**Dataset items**
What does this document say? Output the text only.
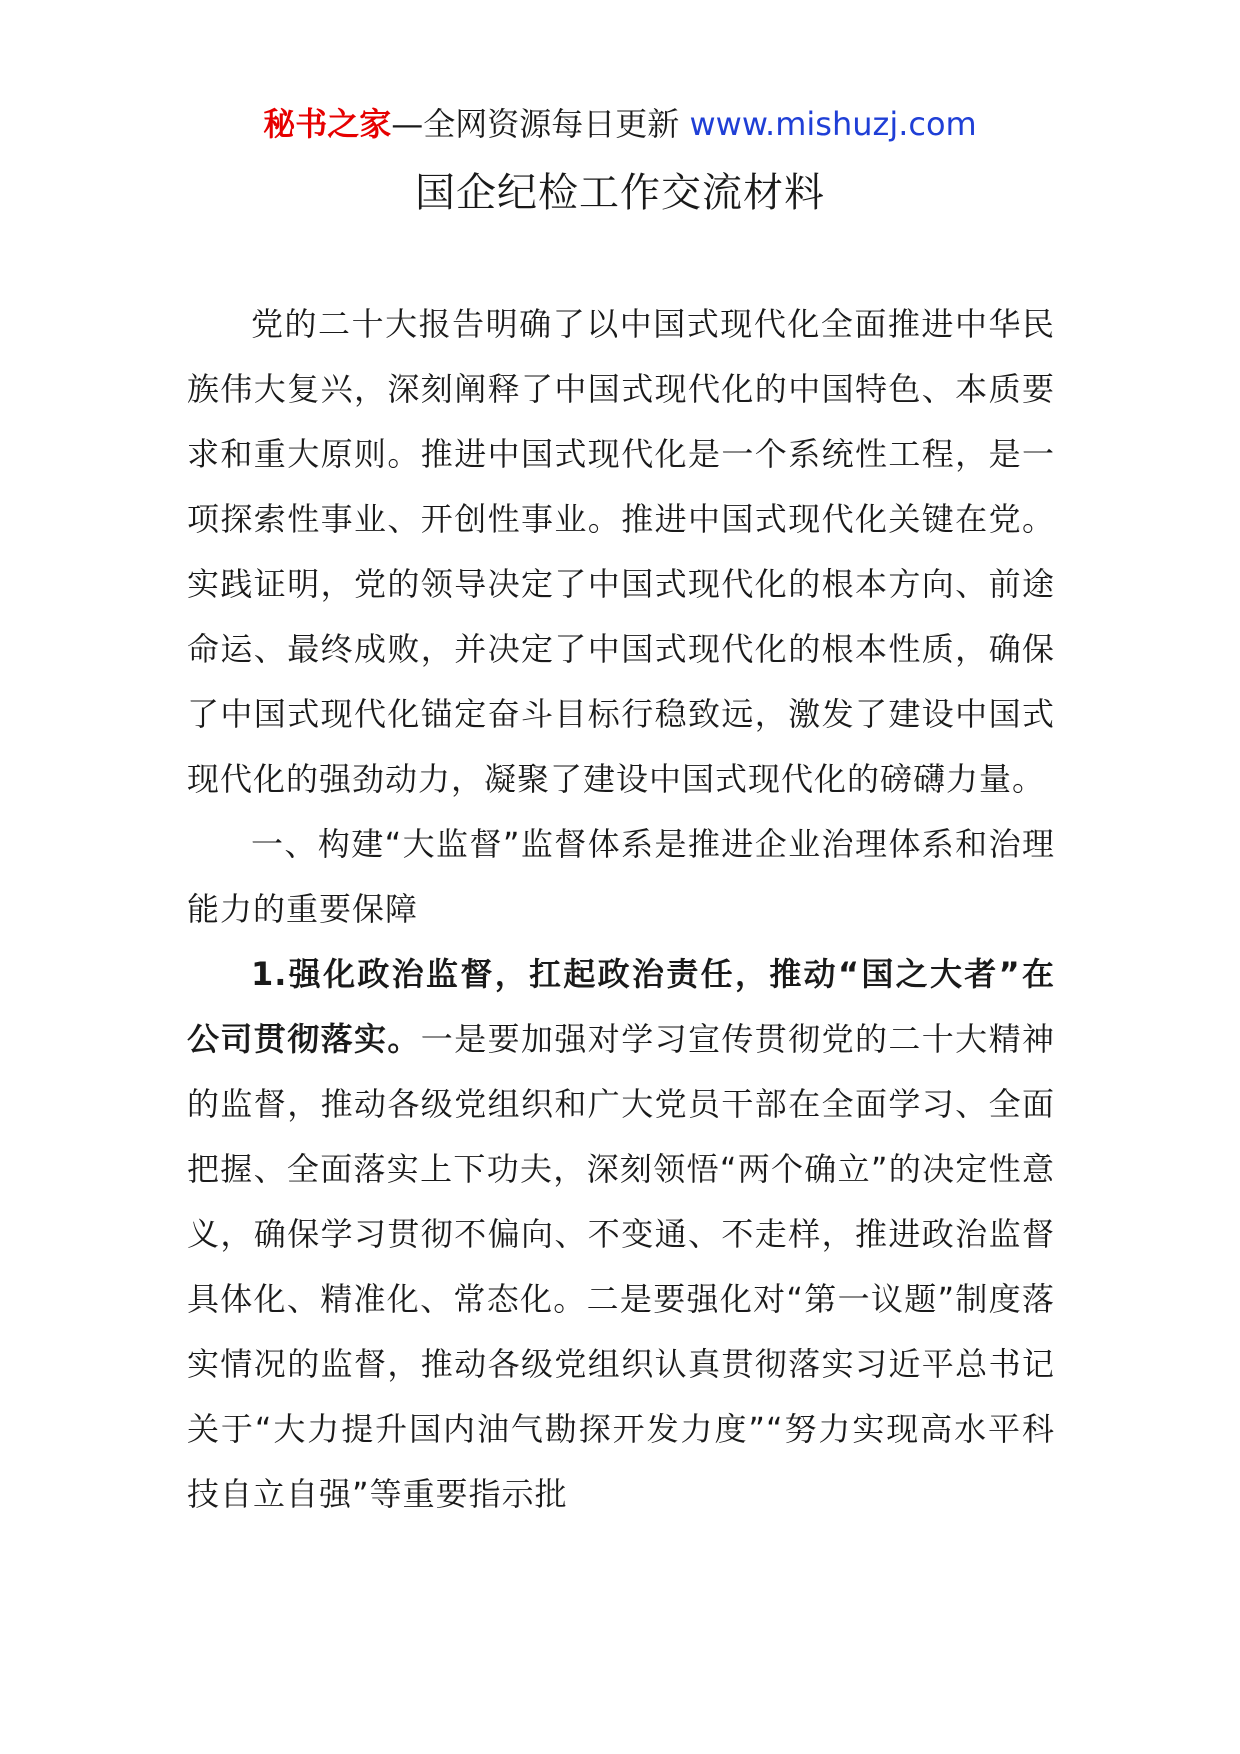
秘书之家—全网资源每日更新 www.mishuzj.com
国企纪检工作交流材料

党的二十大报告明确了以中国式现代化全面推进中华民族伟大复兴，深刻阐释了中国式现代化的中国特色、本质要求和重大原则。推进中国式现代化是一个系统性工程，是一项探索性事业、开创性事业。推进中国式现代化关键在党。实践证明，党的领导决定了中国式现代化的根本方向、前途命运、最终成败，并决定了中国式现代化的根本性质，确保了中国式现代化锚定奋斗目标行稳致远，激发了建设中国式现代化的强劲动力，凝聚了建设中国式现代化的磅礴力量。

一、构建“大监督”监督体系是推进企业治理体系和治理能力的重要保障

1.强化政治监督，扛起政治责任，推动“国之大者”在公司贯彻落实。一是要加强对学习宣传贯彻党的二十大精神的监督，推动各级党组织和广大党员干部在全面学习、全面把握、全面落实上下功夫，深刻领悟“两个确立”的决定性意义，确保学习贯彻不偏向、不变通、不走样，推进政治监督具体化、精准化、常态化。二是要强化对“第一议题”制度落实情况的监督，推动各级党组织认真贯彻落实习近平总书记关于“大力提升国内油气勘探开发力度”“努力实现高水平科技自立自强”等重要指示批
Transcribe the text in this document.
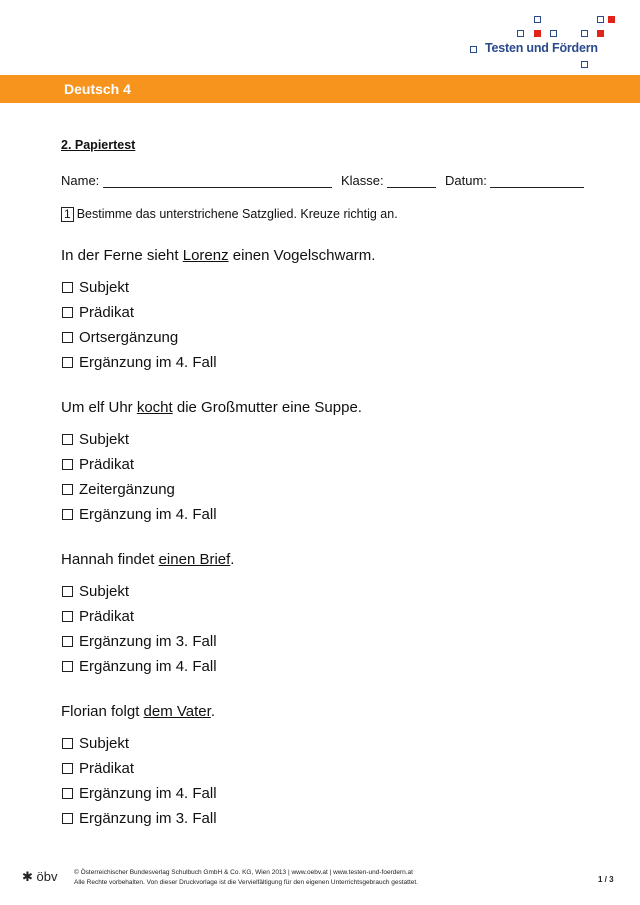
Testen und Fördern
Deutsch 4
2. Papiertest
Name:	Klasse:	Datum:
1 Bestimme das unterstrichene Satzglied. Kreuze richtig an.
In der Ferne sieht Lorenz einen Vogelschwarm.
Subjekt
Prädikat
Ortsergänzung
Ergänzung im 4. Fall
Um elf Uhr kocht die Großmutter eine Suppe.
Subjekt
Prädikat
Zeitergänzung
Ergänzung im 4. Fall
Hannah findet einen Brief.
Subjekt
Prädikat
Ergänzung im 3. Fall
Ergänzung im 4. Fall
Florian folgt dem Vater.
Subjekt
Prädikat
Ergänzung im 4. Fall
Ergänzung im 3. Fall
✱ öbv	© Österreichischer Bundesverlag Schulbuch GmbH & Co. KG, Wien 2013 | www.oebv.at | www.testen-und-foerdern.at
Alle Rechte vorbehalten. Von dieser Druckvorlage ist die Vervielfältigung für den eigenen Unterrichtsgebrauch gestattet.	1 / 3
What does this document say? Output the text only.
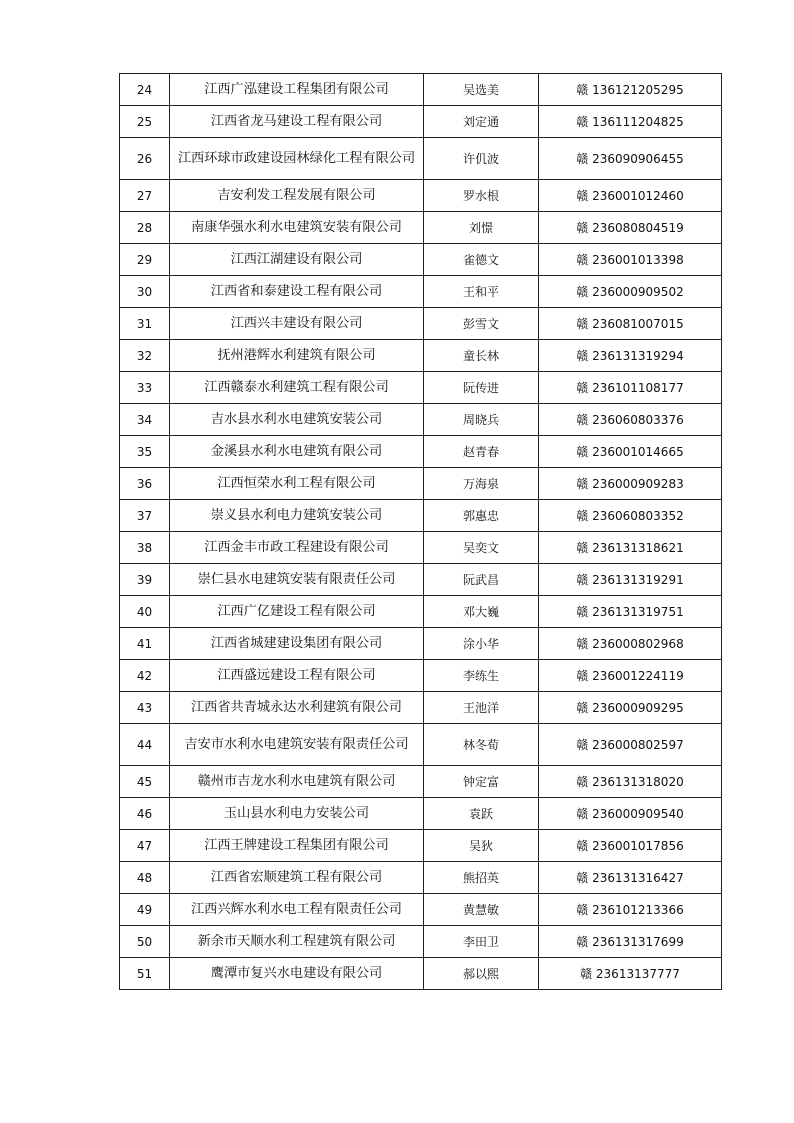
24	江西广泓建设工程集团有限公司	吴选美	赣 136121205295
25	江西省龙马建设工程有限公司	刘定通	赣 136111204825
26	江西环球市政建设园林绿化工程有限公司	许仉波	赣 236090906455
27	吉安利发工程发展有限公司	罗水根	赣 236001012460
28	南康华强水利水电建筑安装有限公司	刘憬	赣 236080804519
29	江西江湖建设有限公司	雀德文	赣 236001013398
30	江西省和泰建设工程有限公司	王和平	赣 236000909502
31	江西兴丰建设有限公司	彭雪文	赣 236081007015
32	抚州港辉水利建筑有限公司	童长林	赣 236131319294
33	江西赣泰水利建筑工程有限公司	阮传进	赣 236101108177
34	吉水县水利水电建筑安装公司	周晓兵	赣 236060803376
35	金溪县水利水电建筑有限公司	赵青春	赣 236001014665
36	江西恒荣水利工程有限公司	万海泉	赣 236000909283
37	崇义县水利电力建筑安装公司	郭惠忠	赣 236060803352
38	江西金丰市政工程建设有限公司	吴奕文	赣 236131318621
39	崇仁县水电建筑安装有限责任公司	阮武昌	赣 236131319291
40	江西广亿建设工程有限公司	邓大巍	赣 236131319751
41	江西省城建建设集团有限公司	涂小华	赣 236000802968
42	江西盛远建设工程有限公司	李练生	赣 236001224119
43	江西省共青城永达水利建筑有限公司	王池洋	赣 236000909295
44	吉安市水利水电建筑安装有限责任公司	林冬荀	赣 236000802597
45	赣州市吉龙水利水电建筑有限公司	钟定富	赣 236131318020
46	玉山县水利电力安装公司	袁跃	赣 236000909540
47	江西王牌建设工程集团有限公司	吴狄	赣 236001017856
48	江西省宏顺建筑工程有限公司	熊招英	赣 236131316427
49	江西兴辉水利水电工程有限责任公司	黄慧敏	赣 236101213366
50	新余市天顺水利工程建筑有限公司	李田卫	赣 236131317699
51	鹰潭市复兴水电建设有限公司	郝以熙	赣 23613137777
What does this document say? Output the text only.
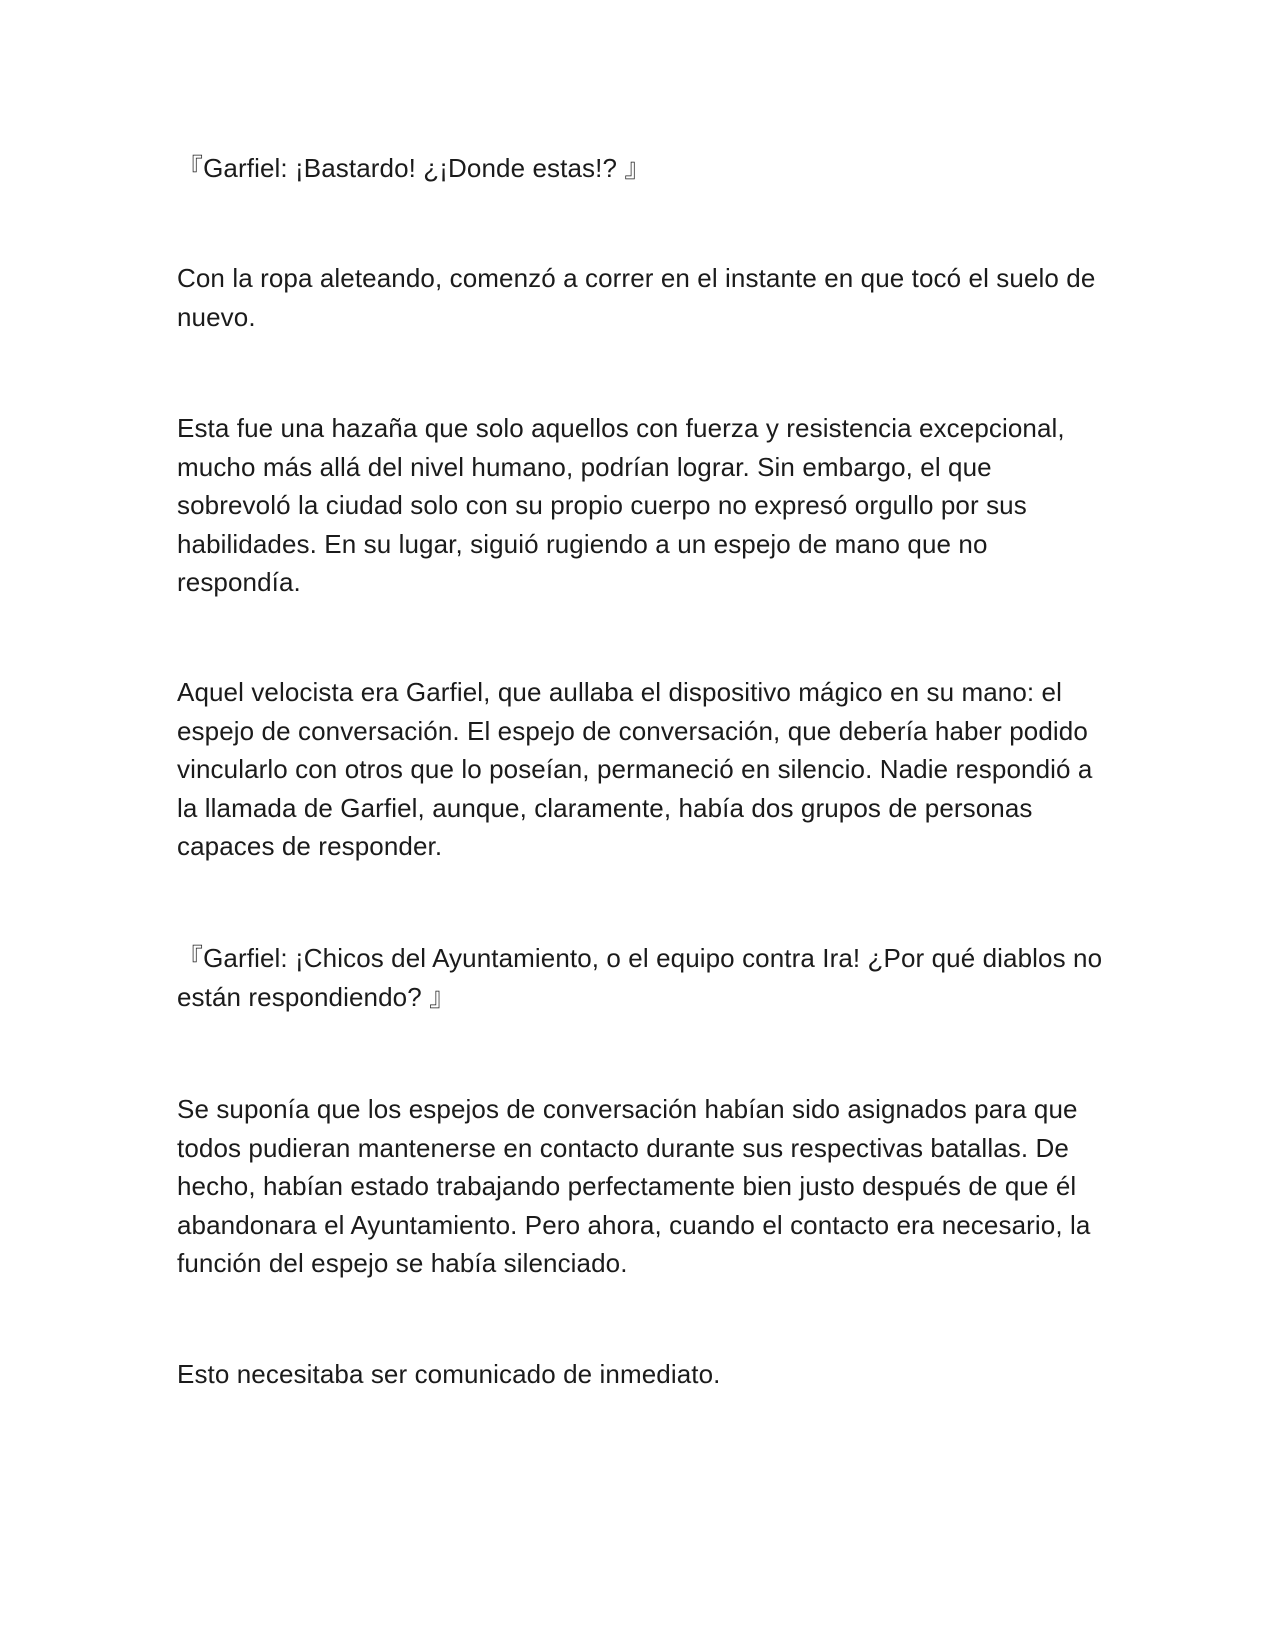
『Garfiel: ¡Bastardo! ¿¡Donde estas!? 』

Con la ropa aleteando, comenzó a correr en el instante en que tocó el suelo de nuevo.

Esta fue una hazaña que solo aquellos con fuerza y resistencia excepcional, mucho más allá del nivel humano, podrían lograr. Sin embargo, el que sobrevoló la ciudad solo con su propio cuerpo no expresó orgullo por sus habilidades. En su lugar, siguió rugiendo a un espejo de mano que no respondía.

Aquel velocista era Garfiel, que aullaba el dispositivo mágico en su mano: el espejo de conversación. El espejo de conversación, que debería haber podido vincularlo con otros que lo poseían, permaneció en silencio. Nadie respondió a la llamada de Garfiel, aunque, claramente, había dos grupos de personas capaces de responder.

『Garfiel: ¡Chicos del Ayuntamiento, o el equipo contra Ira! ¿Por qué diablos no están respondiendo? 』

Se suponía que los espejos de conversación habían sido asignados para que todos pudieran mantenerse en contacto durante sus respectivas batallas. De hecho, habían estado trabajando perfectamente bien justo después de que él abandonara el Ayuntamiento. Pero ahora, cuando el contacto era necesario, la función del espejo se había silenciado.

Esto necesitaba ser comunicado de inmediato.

**Request**
Of the lines in the listing above, how many hold the string "había"? Reply with the number only.

**Final result**
2